▶ **Exercise goal**: Only the lines holding "title" are wanted. Copy every one from the records below.

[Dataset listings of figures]

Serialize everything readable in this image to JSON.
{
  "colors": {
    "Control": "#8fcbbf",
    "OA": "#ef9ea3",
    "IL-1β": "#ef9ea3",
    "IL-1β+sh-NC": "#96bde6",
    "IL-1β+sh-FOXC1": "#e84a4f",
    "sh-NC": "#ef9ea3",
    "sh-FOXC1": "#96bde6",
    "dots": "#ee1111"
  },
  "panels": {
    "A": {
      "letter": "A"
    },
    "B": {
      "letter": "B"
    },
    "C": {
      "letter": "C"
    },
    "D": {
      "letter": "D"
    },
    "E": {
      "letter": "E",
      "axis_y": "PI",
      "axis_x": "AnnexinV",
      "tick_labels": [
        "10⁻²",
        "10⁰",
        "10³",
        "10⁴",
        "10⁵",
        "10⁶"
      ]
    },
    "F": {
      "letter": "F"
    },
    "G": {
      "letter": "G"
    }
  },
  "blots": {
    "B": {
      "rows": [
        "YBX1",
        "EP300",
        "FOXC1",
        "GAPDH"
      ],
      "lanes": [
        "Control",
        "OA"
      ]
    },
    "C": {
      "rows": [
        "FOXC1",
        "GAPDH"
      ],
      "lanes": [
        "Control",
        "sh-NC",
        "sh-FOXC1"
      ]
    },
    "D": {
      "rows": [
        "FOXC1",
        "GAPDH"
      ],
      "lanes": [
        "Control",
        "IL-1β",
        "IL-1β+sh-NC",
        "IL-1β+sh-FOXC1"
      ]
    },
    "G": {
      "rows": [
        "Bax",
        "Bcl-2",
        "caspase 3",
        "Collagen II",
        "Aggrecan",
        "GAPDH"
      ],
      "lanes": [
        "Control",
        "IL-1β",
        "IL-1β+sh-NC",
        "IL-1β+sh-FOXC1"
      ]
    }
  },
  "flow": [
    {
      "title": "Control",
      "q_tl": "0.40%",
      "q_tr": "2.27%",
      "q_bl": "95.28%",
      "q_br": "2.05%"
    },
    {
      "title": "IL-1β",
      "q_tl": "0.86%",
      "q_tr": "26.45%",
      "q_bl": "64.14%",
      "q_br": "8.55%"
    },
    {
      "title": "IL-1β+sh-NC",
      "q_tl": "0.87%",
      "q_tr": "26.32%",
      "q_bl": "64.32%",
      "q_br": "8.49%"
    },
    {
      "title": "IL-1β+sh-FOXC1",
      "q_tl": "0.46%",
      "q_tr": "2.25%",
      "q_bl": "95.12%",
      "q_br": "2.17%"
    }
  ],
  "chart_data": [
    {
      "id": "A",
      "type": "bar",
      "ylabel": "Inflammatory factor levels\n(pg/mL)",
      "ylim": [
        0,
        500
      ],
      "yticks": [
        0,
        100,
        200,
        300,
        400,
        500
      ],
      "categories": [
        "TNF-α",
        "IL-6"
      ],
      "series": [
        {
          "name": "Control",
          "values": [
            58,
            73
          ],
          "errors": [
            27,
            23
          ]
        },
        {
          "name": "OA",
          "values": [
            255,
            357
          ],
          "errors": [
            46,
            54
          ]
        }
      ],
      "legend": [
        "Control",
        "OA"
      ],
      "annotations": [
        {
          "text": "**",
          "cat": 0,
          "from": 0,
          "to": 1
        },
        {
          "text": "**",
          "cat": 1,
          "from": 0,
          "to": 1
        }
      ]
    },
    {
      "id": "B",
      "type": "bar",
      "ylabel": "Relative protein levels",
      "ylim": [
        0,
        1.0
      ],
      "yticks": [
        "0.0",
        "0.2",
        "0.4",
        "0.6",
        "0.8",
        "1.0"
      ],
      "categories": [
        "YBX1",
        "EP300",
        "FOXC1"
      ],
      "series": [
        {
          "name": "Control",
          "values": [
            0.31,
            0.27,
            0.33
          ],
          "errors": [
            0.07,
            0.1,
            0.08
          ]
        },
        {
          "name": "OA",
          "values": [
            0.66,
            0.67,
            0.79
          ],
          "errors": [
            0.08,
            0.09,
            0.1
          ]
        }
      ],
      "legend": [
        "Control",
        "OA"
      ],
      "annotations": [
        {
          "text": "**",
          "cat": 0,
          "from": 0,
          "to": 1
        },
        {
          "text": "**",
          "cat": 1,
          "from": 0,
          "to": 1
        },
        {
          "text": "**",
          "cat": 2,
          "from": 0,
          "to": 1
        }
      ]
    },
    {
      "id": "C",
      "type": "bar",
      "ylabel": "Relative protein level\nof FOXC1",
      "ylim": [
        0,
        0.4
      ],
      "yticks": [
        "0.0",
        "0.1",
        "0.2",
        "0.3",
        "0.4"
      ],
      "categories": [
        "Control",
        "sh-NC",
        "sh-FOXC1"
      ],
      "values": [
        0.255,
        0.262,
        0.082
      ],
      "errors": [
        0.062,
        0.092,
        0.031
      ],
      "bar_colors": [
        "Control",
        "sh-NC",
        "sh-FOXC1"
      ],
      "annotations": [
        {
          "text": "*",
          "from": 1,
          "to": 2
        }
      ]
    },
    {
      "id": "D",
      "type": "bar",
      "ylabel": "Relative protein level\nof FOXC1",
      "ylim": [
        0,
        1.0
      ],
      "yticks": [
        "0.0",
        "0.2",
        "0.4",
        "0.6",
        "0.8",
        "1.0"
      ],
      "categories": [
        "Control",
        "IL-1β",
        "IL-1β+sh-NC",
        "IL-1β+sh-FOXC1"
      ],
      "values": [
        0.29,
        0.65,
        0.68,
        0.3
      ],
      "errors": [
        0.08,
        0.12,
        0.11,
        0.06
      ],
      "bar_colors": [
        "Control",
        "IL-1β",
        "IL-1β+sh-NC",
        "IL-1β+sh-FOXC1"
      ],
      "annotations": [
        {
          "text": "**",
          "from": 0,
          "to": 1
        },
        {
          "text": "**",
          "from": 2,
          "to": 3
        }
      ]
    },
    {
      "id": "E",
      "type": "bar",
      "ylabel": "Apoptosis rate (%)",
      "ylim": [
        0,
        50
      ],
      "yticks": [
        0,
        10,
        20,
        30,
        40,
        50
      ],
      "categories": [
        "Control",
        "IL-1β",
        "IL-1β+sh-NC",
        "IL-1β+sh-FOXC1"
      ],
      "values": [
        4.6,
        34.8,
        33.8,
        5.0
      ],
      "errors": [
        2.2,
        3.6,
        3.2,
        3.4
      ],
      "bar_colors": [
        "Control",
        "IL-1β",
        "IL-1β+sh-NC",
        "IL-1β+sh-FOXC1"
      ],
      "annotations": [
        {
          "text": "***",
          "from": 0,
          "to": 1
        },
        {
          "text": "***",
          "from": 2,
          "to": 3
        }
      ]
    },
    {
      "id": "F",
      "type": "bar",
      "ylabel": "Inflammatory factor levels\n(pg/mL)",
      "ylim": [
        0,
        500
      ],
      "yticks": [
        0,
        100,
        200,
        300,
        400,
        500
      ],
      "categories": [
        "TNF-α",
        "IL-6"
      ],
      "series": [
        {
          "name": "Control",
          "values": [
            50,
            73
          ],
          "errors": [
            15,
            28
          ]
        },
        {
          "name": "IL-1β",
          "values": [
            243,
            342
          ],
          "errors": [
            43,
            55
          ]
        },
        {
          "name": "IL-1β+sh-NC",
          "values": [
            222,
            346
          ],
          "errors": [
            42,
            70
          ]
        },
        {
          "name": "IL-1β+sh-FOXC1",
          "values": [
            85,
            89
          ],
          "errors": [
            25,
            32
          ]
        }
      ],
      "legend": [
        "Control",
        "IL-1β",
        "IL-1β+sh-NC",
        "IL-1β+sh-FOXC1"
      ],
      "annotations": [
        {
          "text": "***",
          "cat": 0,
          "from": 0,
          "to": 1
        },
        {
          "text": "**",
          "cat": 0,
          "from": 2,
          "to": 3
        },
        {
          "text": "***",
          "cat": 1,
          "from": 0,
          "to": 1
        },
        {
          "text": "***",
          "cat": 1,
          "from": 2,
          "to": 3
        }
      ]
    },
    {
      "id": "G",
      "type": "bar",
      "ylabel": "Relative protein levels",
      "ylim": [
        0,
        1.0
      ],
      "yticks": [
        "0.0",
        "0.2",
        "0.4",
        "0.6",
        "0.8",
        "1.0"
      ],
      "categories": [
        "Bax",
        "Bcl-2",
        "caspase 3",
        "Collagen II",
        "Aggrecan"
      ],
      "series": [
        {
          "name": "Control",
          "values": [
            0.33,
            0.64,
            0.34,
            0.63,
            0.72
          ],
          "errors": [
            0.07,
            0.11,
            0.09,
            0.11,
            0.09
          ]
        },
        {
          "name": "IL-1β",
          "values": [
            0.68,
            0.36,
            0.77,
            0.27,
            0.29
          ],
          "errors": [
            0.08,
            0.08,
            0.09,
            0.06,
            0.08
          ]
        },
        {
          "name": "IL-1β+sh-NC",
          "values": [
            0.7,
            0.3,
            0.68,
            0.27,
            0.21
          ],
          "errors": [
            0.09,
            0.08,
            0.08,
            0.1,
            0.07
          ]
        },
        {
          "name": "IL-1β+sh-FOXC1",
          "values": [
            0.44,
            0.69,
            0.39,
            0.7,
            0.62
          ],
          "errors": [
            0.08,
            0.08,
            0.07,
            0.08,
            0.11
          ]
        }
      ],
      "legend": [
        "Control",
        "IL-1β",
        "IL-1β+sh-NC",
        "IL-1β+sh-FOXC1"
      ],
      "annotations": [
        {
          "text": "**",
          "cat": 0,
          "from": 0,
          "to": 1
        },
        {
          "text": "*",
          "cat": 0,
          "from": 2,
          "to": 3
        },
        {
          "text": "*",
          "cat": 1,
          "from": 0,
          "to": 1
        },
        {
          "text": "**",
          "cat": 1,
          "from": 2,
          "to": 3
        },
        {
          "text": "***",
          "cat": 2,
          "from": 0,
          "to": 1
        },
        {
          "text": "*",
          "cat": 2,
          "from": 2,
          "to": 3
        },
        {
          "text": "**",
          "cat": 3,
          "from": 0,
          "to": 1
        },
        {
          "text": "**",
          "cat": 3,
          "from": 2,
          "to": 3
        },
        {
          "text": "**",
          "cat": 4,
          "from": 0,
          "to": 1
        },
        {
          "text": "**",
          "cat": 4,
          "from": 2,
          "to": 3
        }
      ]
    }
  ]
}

▶ **Result of this exercise**:
      "title": "Control",
      "title": "IL-1β",
      "title": "IL-1β+sh-NC",
      "title": "IL-1β+sh-FOXC1",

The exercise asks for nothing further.